Exercise instructions:
Output every entry exactly as written, skipping any pictures.

— Begin Data provided —

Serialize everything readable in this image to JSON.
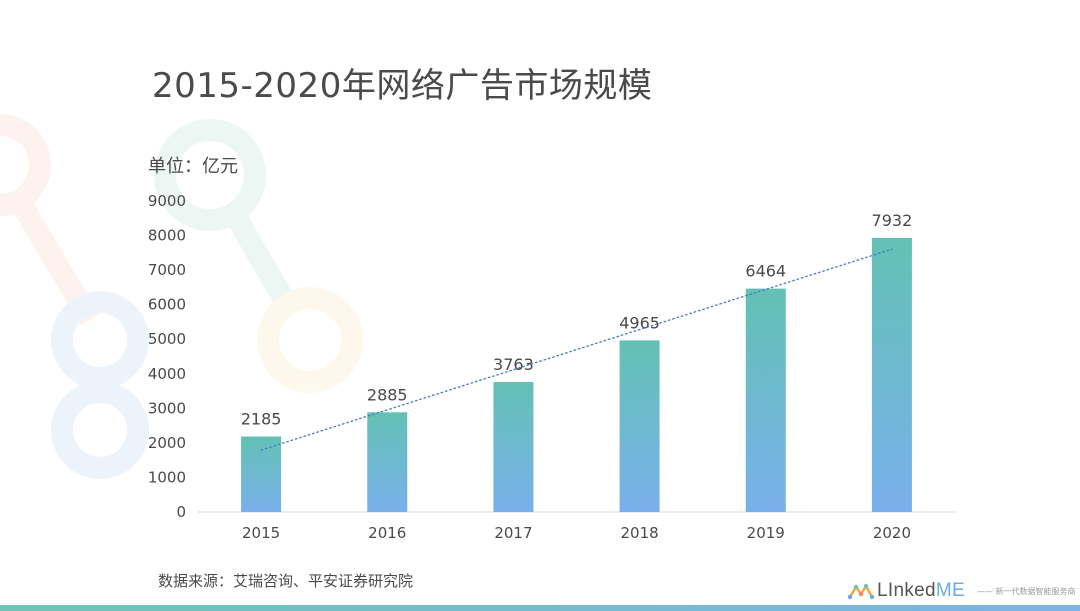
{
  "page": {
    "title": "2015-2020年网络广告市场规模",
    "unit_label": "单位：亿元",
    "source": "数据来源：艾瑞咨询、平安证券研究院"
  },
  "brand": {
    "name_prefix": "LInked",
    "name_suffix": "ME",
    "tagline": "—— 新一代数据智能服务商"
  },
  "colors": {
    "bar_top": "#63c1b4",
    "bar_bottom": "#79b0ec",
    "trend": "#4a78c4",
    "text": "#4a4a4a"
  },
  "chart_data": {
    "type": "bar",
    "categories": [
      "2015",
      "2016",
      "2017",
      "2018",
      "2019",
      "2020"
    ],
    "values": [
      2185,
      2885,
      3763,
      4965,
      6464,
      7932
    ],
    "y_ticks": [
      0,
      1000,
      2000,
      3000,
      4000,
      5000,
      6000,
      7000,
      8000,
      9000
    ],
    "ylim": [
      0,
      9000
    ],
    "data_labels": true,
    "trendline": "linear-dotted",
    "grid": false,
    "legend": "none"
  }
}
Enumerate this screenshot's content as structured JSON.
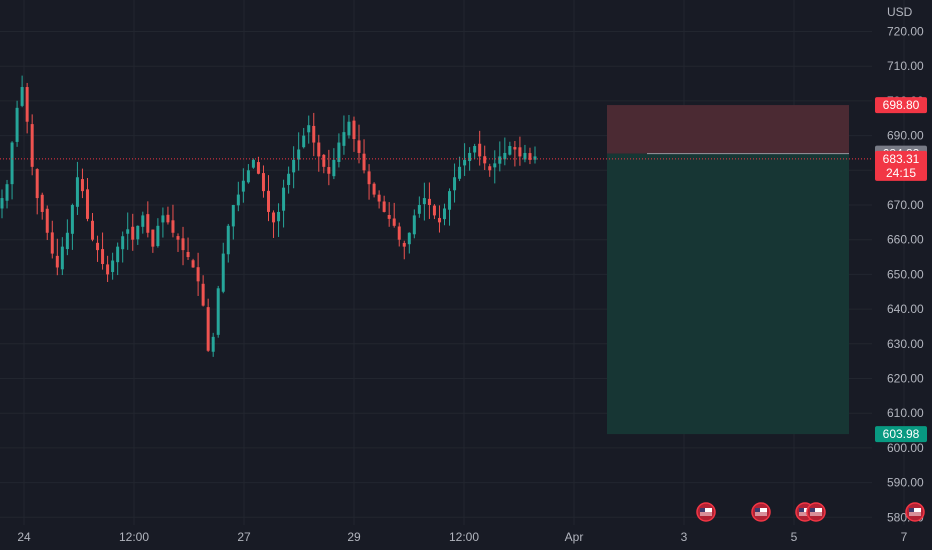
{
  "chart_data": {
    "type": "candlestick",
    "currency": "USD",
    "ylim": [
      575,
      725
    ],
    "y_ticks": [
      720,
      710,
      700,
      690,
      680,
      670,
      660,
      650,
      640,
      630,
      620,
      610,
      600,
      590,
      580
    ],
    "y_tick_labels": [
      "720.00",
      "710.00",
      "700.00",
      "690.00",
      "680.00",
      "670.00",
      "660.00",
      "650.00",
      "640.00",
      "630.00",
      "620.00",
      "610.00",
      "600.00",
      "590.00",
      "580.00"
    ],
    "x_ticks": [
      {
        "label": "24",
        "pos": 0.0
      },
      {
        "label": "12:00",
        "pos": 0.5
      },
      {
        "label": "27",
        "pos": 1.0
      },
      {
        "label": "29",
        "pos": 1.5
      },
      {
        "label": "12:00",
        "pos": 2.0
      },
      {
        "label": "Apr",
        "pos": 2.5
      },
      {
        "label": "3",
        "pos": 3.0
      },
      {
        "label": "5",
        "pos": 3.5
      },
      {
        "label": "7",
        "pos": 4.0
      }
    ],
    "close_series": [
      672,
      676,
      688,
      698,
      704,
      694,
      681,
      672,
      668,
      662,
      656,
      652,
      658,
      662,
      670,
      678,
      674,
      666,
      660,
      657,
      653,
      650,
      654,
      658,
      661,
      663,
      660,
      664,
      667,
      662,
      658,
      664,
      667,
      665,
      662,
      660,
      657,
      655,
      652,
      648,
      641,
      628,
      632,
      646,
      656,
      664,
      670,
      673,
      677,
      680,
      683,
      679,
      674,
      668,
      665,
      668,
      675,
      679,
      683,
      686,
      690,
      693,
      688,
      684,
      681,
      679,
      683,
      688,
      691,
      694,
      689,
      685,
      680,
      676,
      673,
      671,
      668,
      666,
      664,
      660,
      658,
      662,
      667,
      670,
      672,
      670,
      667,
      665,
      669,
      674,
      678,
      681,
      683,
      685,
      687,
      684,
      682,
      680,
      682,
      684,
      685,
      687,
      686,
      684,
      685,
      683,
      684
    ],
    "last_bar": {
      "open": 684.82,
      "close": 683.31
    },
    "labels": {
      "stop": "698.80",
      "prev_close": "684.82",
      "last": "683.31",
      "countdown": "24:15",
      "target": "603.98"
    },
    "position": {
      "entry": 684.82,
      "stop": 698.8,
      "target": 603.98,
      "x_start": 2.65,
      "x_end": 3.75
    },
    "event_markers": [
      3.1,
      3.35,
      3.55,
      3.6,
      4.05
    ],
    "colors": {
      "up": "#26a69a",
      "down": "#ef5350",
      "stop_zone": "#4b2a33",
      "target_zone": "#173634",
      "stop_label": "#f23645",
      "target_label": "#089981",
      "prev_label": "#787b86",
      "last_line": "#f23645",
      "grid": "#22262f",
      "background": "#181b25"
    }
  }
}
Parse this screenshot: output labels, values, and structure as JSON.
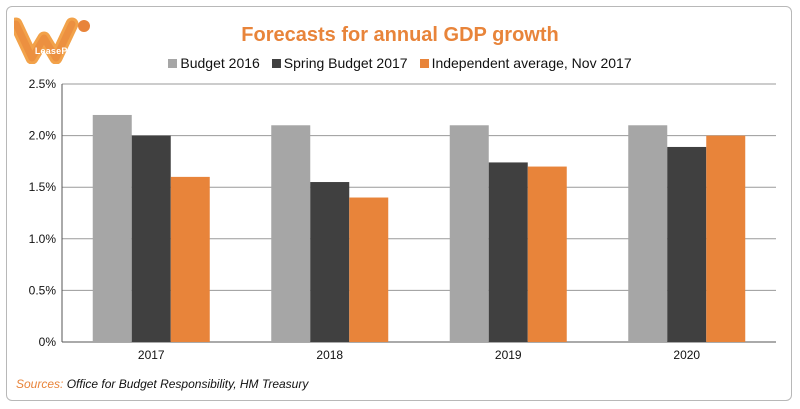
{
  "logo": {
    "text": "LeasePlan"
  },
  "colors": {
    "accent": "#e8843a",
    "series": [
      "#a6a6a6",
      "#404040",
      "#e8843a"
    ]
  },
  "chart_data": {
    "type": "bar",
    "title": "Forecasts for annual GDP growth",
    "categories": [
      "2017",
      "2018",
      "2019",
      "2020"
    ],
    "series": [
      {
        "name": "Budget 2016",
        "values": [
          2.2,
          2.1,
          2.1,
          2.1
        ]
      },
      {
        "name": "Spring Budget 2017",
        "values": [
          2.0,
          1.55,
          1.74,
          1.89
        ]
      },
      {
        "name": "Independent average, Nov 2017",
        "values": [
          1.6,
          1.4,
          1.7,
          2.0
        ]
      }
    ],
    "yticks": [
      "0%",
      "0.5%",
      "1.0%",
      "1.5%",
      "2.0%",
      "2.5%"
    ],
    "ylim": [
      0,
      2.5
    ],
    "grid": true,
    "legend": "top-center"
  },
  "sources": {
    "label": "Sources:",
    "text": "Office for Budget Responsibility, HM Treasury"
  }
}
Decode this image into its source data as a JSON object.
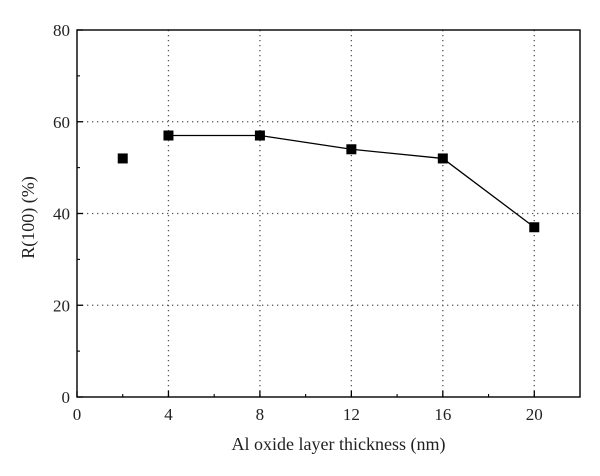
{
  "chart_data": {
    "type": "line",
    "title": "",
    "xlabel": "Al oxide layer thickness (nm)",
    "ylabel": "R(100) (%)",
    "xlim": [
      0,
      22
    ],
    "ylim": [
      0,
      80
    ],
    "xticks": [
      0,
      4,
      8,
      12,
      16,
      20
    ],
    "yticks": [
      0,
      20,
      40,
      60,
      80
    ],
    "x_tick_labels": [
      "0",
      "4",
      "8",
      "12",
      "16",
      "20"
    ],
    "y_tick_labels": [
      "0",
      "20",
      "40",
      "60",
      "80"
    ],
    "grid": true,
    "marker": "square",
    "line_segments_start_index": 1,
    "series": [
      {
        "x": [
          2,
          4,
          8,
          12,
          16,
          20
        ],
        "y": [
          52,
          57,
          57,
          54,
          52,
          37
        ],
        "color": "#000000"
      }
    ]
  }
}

— End Data provided —

Completed task:
Serialize everything readable in this image to JSON.
{
  "page": {
    "title": "2015-2020年网络广告市场规模",
    "unit_label": "单位：亿元",
    "source": "数据来源：艾瑞咨询、平安证券研究院"
  },
  "brand": {
    "name_prefix": "LInked",
    "name_suffix": "ME",
    "tagline": "—— 新一代数据智能服务商"
  },
  "colors": {
    "bar_top": "#63c1b4",
    "bar_bottom": "#79b0ec",
    "trend": "#4a78c4",
    "text": "#4a4a4a"
  },
  "chart_data": {
    "type": "bar",
    "categories": [
      "2015",
      "2016",
      "2017",
      "2018",
      "2019",
      "2020"
    ],
    "values": [
      2185,
      2885,
      3763,
      4965,
      6464,
      7932
    ],
    "y_ticks": [
      0,
      1000,
      2000,
      3000,
      4000,
      5000,
      6000,
      7000,
      8000,
      9000
    ],
    "ylim": [
      0,
      9000
    ],
    "data_labels": true,
    "trendline": "linear-dotted",
    "grid": false,
    "legend": "none"
  }
}
Enumerate this screenshot's content as structured JSON.
{
  "chart_data": {
    "type": "candlestick",
    "currency": "USD",
    "ylim": [
      575,
      725
    ],
    "y_ticks": [
      720,
      710,
      700,
      690,
      680,
      670,
      660,
      650,
      640,
      630,
      620,
      610,
      600,
      590,
      580
    ],
    "y_tick_labels": [
      "720.00",
      "710.00",
      "700.00",
      "690.00",
      "680.00",
      "670.00",
      "660.00",
      "650.00",
      "640.00",
      "630.00",
      "620.00",
      "610.00",
      "600.00",
      "590.00",
      "580.00"
    ],
    "x_ticks": [
      {
        "label": "24",
        "pos": 0.0
      },
      {
        "label": "12:00",
        "pos": 0.5
      },
      {
        "label": "27",
        "pos": 1.0
      },
      {
        "label": "29",
        "pos": 1.5
      },
      {
        "label": "12:00",
        "pos": 2.0
      },
      {
        "label": "Apr",
        "pos": 2.5
      },
      {
        "label": "3",
        "pos": 3.0
      },
      {
        "label": "5",
        "pos": 3.5
      },
      {
        "label": "7",
        "pos": 4.0
      }
    ],
    "close_series": [
      672,
      676,
      688,
      698,
      704,
      694,
      681,
      672,
      668,
      662,
      656,
      652,
      658,
      662,
      670,
      678,
      674,
      666,
      660,
      657,
      653,
      650,
      654,
      658,
      661,
      663,
      660,
      664,
      667,
      662,
      658,
      664,
      667,
      665,
      662,
      660,
      657,
      655,
      652,
      648,
      641,
      628,
      632,
      646,
      656,
      664,
      670,
      673,
      677,
      680,
      683,
      679,
      674,
      668,
      665,
      668,
      675,
      679,
      683,
      686,
      690,
      693,
      688,
      684,
      681,
      679,
      683,
      688,
      691,
      694,
      689,
      685,
      680,
      676,
      673,
      671,
      668,
      666,
      664,
      660,
      658,
      662,
      667,
      670,
      672,
      670,
      667,
      665,
      669,
      674,
      678,
      681,
      683,
      685,
      687,
      684,
      682,
      680,
      682,
      684,
      685,
      687,
      686,
      684,
      685,
      683,
      684
    ],
    "last_bar": {
      "open": 684.82,
      "close": 683.31
    },
    "labels": {
      "stop": "698.80",
      "prev_close": "684.82",
      "last": "683.31",
      "countdown": "24:15",
      "target": "603.98"
    },
    "position": {
      "entry": 684.82,
      "stop": 698.8,
      "target": 603.98,
      "x_start": 2.65,
      "x_end": 3.75
    },
    "event_markers": [
      3.1,
      3.35,
      3.55,
      3.6,
      4.05
    ],
    "colors": {
      "up": "#26a69a",
      "down": "#ef5350",
      "stop_zone": "#4b2a33",
      "target_zone": "#173634",
      "stop_label": "#f23645",
      "target_label": "#089981",
      "prev_label": "#787b86",
      "last_line": "#f23645",
      "grid": "#22262f",
      "background": "#181b25"
    }
  }
}
Parse this screenshot: output labels, values, and structure as JSON.
{
  "logo": {
    "text": "LeasePlan"
  },
  "colors": {
    "accent": "#e8843a",
    "series": [
      "#a6a6a6",
      "#404040",
      "#e8843a"
    ]
  },
  "chart_data": {
    "type": "bar",
    "title": "Forecasts for annual GDP growth",
    "categories": [
      "2017",
      "2018",
      "2019",
      "2020"
    ],
    "series": [
      {
        "name": "Budget 2016",
        "values": [
          2.2,
          2.1,
          2.1,
          2.1
        ]
      },
      {
        "name": "Spring Budget 2017",
        "values": [
          2.0,
          1.55,
          1.74,
          1.89
        ]
      },
      {
        "name": "Independent average, Nov 2017",
        "values": [
          1.6,
          1.4,
          1.7,
          2.0
        ]
      }
    ],
    "yticks": [
      "0%",
      "0.5%",
      "1.0%",
      "1.5%",
      "2.0%",
      "2.5%"
    ],
    "ylim": [
      0,
      2.5
    ],
    "grid": true,
    "legend": "top-center"
  },
  "sources": {
    "label": "Sources:",
    "text": "Office for Budget Responsibility, HM Treasury"
  }
}
Decode this image into its source data as a JSON object.
{
  "chart_data": {
    "type": "line",
    "title": "",
    "xlabel": "Al oxide layer thickness (nm)",
    "ylabel": "R(100) (%)",
    "xlim": [
      0,
      22
    ],
    "ylim": [
      0,
      80
    ],
    "xticks": [
      0,
      4,
      8,
      12,
      16,
      20
    ],
    "yticks": [
      0,
      20,
      40,
      60,
      80
    ],
    "x_tick_labels": [
      "0",
      "4",
      "8",
      "12",
      "16",
      "20"
    ],
    "y_tick_labels": [
      "0",
      "20",
      "40",
      "60",
      "80"
    ],
    "grid": true,
    "marker": "square",
    "line_segments_start_index": 1,
    "series": [
      {
        "x": [
          2,
          4,
          8,
          12,
          16,
          20
        ],
        "y": [
          52,
          57,
          57,
          54,
          52,
          37
        ],
        "color": "#000000"
      }
    ]
  }
}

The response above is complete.